__Exercise input__
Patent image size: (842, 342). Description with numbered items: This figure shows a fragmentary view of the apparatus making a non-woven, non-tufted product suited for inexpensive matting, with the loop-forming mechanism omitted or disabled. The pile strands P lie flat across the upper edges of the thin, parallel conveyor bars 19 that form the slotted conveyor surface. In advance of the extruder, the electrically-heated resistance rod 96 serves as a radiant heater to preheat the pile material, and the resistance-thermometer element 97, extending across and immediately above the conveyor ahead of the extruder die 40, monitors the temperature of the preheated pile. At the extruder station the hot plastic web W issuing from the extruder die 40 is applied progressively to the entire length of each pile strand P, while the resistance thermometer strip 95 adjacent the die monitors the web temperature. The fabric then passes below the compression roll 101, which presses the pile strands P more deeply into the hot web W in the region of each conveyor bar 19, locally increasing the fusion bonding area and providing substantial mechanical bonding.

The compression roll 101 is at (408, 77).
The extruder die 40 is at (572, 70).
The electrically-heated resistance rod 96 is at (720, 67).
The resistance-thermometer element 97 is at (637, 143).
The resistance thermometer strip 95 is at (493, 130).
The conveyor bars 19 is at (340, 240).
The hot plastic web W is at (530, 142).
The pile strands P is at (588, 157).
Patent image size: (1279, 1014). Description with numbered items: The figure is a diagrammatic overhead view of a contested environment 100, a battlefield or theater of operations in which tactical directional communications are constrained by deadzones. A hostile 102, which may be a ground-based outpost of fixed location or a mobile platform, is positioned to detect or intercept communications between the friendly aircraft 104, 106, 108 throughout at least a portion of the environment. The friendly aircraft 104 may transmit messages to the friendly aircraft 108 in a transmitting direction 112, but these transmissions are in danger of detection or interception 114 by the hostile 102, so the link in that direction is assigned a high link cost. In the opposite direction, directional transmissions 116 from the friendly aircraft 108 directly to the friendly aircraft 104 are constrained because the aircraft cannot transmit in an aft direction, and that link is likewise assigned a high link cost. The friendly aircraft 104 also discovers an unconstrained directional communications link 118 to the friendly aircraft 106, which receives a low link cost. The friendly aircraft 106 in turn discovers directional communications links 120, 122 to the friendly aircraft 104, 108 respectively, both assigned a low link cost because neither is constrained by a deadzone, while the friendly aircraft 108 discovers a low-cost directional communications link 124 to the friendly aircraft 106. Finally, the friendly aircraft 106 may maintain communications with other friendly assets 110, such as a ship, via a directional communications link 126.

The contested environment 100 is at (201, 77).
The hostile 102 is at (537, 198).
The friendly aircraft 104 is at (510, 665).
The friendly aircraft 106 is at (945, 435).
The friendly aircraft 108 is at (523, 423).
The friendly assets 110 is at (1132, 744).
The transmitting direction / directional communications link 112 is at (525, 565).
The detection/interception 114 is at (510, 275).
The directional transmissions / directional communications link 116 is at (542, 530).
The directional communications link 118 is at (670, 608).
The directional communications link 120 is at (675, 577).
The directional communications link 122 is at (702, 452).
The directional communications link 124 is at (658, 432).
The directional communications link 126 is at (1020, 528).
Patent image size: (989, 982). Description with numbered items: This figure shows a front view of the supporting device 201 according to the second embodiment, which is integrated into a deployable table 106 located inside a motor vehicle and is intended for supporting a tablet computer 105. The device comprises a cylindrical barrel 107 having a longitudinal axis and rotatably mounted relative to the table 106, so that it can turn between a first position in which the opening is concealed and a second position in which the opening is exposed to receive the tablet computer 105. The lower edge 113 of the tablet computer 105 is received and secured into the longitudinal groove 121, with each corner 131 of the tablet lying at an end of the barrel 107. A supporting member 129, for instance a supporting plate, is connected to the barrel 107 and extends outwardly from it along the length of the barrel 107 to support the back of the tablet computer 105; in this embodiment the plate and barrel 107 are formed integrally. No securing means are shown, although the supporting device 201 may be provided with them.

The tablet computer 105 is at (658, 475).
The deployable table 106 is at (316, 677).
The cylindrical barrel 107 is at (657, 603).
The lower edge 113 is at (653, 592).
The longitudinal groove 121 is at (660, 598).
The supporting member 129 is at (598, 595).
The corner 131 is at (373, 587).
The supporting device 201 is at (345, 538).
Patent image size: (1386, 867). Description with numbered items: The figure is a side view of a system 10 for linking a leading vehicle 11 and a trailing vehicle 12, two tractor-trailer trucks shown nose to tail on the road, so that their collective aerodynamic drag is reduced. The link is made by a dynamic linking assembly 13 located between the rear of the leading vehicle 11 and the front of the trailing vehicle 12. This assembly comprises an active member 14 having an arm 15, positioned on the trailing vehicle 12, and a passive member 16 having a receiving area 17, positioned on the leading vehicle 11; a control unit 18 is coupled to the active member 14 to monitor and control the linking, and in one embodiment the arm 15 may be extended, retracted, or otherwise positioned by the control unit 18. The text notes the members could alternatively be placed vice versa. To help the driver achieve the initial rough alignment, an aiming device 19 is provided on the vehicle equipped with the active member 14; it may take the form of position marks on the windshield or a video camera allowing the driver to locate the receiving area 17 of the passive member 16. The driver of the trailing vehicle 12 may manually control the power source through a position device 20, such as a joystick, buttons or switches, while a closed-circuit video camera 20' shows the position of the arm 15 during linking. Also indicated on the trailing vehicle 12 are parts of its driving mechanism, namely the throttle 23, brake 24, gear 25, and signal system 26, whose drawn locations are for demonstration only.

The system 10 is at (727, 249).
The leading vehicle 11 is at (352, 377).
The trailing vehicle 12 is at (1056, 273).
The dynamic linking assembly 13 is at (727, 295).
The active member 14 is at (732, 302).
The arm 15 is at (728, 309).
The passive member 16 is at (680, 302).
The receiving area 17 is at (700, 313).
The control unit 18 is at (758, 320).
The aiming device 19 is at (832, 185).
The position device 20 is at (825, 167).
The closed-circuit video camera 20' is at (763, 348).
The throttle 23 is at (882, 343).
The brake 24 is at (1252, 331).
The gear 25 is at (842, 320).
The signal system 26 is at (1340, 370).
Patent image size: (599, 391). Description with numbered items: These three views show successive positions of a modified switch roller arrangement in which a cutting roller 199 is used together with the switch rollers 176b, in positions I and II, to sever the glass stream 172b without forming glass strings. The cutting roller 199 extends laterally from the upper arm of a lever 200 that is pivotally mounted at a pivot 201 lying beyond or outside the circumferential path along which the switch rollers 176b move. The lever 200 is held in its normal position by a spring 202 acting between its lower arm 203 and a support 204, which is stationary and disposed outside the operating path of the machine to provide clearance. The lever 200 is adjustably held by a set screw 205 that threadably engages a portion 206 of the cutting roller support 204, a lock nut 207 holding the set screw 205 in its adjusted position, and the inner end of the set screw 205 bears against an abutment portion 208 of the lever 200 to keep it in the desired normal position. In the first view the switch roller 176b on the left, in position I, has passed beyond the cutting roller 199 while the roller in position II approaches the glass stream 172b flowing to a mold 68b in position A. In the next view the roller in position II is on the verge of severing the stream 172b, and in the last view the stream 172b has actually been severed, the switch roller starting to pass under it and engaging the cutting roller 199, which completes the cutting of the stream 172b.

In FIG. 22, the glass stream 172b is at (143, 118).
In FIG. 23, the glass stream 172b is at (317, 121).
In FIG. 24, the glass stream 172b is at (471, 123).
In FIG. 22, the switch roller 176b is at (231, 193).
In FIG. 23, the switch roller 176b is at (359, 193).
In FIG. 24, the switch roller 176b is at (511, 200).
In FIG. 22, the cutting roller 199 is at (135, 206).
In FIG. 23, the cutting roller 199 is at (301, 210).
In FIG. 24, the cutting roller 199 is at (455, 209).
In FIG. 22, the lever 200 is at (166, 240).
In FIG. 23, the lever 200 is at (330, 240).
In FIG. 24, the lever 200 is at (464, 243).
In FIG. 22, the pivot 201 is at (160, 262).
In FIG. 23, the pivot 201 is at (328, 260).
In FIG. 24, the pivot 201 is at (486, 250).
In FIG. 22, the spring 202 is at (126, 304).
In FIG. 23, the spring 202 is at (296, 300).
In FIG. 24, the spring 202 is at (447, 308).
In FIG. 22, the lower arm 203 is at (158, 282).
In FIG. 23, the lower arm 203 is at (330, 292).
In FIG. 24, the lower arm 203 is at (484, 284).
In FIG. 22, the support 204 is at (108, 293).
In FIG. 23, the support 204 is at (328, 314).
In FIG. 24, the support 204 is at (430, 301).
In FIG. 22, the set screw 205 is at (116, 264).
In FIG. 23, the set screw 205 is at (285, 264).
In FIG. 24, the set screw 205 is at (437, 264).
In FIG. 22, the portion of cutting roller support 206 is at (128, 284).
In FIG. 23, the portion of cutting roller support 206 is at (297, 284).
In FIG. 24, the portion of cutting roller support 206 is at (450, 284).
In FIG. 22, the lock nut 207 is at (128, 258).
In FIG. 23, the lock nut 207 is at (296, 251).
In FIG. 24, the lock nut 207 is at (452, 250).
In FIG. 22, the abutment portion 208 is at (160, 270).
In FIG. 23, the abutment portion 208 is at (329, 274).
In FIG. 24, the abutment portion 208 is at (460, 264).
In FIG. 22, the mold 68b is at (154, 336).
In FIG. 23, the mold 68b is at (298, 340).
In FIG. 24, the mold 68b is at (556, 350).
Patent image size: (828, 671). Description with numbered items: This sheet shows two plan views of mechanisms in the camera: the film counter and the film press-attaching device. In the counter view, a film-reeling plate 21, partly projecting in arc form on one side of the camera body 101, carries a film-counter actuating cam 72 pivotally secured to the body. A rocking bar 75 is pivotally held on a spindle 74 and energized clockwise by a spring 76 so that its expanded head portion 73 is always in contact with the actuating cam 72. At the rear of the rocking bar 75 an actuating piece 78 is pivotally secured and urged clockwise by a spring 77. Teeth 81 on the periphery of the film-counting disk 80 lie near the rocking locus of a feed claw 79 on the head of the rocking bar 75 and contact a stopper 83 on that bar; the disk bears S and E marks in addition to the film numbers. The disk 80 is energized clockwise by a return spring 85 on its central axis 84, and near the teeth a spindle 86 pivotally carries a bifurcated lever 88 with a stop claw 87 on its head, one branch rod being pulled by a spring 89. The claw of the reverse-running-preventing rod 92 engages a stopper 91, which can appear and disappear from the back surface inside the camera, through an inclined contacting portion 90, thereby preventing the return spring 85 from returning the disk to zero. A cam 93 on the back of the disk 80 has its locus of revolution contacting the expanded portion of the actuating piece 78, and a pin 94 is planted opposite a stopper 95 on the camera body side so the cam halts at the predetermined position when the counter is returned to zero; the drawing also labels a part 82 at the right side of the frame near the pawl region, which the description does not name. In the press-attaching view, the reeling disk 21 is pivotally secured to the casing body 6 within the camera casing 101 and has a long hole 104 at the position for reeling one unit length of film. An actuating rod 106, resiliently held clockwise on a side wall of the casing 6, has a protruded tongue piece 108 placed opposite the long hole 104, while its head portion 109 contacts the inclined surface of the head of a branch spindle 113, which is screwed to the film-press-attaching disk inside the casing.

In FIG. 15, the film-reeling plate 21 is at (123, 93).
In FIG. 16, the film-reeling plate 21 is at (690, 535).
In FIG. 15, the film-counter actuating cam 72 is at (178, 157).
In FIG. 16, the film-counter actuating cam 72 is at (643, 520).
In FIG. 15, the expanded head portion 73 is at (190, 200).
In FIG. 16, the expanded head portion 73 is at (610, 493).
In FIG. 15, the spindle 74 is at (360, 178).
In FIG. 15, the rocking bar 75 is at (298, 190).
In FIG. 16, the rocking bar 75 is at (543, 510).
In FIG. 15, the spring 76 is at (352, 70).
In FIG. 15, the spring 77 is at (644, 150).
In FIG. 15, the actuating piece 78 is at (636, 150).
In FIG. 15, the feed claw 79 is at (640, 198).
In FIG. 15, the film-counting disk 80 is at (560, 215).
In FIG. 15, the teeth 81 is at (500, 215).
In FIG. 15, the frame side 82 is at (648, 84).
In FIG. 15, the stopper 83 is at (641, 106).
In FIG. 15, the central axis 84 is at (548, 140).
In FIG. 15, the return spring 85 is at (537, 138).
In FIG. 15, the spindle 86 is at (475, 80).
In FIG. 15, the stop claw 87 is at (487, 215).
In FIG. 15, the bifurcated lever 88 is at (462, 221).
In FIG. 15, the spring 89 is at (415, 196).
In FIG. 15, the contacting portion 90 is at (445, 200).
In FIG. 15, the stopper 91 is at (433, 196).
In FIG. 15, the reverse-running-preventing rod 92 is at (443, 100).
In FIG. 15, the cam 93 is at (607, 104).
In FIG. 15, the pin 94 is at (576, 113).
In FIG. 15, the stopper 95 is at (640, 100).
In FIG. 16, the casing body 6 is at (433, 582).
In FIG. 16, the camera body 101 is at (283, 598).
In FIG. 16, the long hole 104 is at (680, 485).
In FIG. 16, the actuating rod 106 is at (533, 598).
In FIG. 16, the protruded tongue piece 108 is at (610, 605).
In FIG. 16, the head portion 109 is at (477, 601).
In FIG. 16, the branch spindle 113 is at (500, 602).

__What to work on__
Reproduce verbatim the stretch of the data above from the line containing "Patent image size: (989, 982)." through the line containing "The supporting device 201 is at (345, 538).", including both of those lines.

__Output for this task__
Patent image size: (989, 982). Description with numbered items: This figure shows a front view of the supporting device 201 according to the second embodiment, which is integrated into a deployable table 106 located inside a motor vehicle and is intended for supporting a tablet computer 105. The device comprises a cylindrical barrel 107 having a longitudinal axis and rotatably mounted relative to the table 106, so that it can turn between a first position in which the opening is concealed and a second position in which the opening is exposed to receive the tablet computer 105. The lower edge 113 of the tablet computer 105 is received and secured into the longitudinal groove 121, with each corner 131 of the tablet lying at an end of the barrel 107. A supporting member 129, for instance a supporting plate, is connected to the barrel 107 and extends outwardly from it along the length of the barrel 107 to support the back of the tablet computer 105; in this embodiment the plate and barrel 107 are formed integrally. No securing means are shown, although the supporting device 201 may be provided with them.

The tablet computer 105 is at (658, 475).
The deployable table 106 is at (316, 677).
The cylindrical barrel 107 is at (657, 603).
The lower edge 113 is at (653, 592).
The longitudinal groove 121 is at (660, 598).
The supporting member 129 is at (598, 595).
The corner 131 is at (373, 587).
The supporting device 201 is at (345, 538).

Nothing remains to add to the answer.